* **Aim of the exercise**:
List all lines in the material below that contain "this".

Figure data in JSON:
* start *

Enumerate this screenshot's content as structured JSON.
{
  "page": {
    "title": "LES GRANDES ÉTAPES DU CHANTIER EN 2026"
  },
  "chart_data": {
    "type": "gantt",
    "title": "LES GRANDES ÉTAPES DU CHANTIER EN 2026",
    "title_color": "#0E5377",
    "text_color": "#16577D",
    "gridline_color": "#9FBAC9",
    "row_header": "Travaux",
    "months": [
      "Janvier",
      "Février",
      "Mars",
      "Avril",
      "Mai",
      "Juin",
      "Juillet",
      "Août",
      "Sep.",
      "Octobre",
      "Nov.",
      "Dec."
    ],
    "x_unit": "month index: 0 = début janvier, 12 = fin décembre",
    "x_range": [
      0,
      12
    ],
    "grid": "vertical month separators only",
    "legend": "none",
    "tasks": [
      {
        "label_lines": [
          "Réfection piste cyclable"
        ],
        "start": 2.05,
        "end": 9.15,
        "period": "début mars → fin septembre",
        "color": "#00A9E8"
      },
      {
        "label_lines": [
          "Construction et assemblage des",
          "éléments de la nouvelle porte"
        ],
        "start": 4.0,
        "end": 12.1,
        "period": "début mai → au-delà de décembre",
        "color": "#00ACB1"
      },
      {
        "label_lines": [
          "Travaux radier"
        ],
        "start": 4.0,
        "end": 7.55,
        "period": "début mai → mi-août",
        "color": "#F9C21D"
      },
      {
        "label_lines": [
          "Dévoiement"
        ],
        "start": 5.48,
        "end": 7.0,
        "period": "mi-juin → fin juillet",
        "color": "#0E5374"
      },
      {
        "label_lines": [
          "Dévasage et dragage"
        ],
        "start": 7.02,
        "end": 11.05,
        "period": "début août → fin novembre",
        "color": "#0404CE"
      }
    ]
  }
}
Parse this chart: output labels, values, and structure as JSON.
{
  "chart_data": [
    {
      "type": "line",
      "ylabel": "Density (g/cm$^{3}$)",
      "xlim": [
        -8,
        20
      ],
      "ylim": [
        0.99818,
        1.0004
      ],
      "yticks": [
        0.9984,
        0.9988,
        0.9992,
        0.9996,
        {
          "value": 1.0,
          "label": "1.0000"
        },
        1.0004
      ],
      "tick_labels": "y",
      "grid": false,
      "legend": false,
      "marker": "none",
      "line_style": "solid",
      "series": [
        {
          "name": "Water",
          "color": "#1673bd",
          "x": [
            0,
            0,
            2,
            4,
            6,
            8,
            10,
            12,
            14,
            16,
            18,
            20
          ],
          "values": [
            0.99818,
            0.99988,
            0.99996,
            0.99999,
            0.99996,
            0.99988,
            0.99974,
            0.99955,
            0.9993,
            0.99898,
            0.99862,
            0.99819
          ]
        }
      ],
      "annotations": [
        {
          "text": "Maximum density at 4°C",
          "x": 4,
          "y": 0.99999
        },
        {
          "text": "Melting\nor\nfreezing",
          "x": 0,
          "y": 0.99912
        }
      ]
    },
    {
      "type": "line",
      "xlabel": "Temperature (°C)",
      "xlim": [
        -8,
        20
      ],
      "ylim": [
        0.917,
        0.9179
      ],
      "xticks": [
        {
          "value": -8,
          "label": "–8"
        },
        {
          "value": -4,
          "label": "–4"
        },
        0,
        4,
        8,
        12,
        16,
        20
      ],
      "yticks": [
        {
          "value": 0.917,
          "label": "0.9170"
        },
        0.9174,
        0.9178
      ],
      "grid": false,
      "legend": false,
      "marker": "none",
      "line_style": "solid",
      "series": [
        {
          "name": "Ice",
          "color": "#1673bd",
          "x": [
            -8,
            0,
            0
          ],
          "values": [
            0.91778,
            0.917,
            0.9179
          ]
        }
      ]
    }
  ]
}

* end *

* **The response**:
Enumerate this screenshot's content as structured JSON.
Parse this chart: output labels, values, and structure as JSON.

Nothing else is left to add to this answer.